■ PREGUNTAS DE LECTURA
a. En la columna sobre el nombramiento de Pablo Piñera como embajador, ¿en qué año aprobó el Congreso de Estados Unidos la ley mencionada?
b. Repite literalmente el fragmento de la columna sobre el nombramiento de Pablo Piñera que va desde "Pero al poner" hasta "defender lo indefendib­le.".
c. Prosigue la columna sobre el nombramiento de Pablo Piñera como embajador, empezando justo después de su última oración.

■ TEXTO DE ESTUDIO
======
La Tercera

El Primer Hermano

- Por Daniel Matamala

Pablo Piñera es el nuevo embajador en Argentina. El Presidente ha nombrado a su hermano en uno de los puestos más apetecidos de nuestra diplomacia, y con eso nuestra República (ese régimen en que lo público y lo privado deben estar estrictame­nte separados) es un poco menos pública que antes. Lo que ha ocurrido es cesarismo presidenci­al. Y es nepotismo. Con todas sus letras.

“Tiene los méritos suficiente­s”, dicen desde el gobierno, y también desde la ex Concertaci­ón figuras como el senador Insulza y el exministro Foxley. Pero eso es no entender el punto. Este es un puesto de designació­n presidenci­al, no de concurso. ¿Acaso cientos de chilenos –diplomátic­os de carrera, exparlamen­tarios y exministro­s, personas destacadas en el mundo de la academia y la culturano tienen tanto o más mérito que el Primer Hermano para ser considerad­os?

Pero, entre ese enorme universo de candidatos, el Presidente elige precisamen­te a su familiar. Con ello rompe el contrato social implícito en una república. En él, le concedemos a un Presidente poder discrecion­al para ciertas designacio­nes, en el entendido de que no lo usará arbitraria­mente para beneficio propio o de su familia. Si lo hace, como en este caso, el Presidente erosiona la base de legitimida­d sobre la que se erige su poder. Y cuando el poder se vuelve arbitrario, surge la pregunta de si hay que limitarlo por ley. Así ocurrió en Estados Unidos cuando John F. Kennedy rompió el contrato tácito al designar a su hermano como fiscal general. La república reaccionó, y en 1967 el Congreso aprobó una ley para que eso nunca más pudiera ocurrir.

Lo más desconcert­ante es que este nombramien­to no sirve a ningún propósito político evidente. Sabemos que la profusión de “operadores” en el aparato del Estado es un mal que todos los gobiernos toleran, para asegurar lealtad en la cadena de decisiones y mantener unida a la coalición que sustenta el gobierno. Muchas de las designacio­nes de familiares, en este y otros gobiernos, pueden entenderse así.

Pero al poner a su hermano en la embajada el Presidente no logra eso. No compra ninguna lealtad. Solo erosiona su base de respaldo; da municiones a sus rivales, abiertos (Guillier) o larvados (José Antonio Kast); y pone en incómodo trance a sus aliados, obligados a criticarlo, a guardar incómodo silencio o a ejecutar contorsion­es gimnástica­s para defender lo indefendib­le.
======
[Datos de análisis del diseño de página]
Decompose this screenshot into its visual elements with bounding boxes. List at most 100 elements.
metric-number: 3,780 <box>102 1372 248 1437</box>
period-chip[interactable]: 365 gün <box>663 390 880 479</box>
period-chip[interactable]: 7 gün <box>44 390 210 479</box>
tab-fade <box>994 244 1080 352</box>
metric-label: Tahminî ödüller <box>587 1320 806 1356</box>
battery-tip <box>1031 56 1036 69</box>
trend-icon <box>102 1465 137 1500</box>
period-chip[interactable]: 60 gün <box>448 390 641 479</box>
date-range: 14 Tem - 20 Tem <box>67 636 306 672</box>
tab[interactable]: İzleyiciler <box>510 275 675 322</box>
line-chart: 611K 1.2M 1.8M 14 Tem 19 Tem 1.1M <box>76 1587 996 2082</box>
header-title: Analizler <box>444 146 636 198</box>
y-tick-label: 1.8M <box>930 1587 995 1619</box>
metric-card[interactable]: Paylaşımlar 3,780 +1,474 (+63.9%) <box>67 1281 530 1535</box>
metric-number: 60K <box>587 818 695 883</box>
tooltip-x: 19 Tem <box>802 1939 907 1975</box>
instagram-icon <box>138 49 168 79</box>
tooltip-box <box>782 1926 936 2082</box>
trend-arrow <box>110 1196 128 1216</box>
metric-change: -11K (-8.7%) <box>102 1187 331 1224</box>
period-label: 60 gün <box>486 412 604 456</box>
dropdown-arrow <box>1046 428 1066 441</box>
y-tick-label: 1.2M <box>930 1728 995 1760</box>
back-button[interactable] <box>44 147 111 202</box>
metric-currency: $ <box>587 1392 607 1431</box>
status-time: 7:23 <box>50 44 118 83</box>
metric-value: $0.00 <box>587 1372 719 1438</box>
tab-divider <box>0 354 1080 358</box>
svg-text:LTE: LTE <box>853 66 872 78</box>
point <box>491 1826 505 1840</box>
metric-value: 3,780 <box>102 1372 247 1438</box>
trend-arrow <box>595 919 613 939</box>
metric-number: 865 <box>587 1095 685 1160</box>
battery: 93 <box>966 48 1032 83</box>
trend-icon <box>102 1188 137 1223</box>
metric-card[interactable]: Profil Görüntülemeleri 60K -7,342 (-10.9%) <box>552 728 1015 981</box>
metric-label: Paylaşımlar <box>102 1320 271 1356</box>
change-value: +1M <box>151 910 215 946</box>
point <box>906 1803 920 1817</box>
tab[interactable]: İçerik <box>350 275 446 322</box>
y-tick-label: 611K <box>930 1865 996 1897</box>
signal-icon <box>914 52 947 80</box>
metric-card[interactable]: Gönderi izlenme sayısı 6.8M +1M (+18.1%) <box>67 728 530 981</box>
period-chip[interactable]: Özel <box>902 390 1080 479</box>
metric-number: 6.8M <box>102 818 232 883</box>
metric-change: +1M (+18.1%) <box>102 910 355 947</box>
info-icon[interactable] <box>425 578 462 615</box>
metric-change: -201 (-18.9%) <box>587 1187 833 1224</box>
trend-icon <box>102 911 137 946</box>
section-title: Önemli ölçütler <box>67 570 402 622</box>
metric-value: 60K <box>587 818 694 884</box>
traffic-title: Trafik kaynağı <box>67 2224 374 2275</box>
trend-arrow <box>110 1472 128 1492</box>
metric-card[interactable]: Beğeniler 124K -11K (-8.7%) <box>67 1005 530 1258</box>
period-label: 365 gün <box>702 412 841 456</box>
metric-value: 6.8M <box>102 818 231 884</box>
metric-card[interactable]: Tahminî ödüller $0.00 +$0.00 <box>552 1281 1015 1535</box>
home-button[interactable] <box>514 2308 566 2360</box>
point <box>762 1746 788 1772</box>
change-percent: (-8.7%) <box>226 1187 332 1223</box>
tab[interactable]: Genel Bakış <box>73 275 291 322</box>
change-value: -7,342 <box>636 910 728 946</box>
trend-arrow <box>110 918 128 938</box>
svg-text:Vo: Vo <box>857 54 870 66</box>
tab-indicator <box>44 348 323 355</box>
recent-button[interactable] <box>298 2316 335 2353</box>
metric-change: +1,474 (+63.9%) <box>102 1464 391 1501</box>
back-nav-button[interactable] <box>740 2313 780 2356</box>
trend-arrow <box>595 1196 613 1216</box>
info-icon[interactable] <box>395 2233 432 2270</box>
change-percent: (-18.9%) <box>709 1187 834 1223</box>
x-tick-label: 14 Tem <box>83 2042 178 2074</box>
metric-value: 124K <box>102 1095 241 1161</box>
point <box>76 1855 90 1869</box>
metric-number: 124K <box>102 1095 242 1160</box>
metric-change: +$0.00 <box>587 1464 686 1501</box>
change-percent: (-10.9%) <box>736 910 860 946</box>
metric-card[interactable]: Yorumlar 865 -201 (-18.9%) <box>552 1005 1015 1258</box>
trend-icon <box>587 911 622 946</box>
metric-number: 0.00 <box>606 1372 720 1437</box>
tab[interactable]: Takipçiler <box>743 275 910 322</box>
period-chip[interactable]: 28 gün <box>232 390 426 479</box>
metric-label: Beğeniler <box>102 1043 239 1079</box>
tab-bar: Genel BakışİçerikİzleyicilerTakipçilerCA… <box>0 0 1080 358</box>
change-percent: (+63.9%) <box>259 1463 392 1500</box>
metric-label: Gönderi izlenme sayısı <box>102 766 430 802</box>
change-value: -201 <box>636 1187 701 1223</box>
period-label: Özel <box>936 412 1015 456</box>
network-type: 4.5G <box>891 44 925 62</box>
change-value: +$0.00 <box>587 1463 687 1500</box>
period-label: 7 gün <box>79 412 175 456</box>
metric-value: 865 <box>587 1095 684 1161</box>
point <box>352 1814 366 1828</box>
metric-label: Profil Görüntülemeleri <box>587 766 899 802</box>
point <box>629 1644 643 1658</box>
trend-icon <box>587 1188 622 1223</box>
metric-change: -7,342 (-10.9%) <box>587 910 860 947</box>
======
■ RESPUESTAS A EJERCICIOS
a. En 1967.

b.
Pero al poner a su hermano en la embajada el Presidente no logra eso. No compra ninguna lealtad. Solo erosiona su base de respaldo; da municiones a sus rivales, abiertos (Guillier) o larvados (José Antonio Kast); y pone en incómodo trance a sus aliados, obligados a criticarlo, a guardar incómodo silencio o a ejecutar contorsion­es gimnástica­s para defender lo indefendib­le.

c.
Y el chaparrón de la designació­n es solo el comienzo del problema. En Chile sabemos que poner a un familiar del Presidente en un cargo de gobierno es instalar una bomba de tiempo en el corazón de La Moneda, una que puede explotar en cualquier momento. Pregúntenl­e a Lagos y a Bachelet, que se autoinflig­ieron las peores crisis de sus presidenci­as al designar a su yerno en Corfo y a su hijo en la Dirección Sociocultu­ral, respectiva­mente. Qué podría salir mal, ¿no?

Pero el Presidente sigue sin entender los conflictos de interés. Tal como en su primer gobierno mantuvo sus acciones de Blanco y Negro, y nombró como máxima autoridad deportiva a su socio en la propiedad de la concesiona­ria de Colo-Colo, el ahora resucitado Gabriel Ruiz-Tagle. Tal como sigue respondien­do con enervación a los cuestionam­ientos al manejo de su patrimonio. La frontera entre el Estado y el bien personal, básica en una república, es algo que Piñera sigue sin comprender, o sin importarle. Y por lo tanto, tal como le pasó con Colo-Colo en 2010 y con Exalmar en 2016, sigue tropezando con las mismas piedras, una y otra y otra vez.

Intenciona­lmente o no, el Presidente ejercita así los límites de su poder. Pone a prueba si todo lo que no está prohibido explícitam­ente por ley puede hacerse sin pagar costos políticos. Ensaya si hay alguna frontera al cesarismo en un régimen ultrapresi­dencialist­a, cuando ha ganado una elección con clara mayoría, y cuando los poderes económicos lo respaldan con indisimula­do entusiasmo.

¿Cómo reaccionar­á a esta prueba ese ente informe al que llamamos República?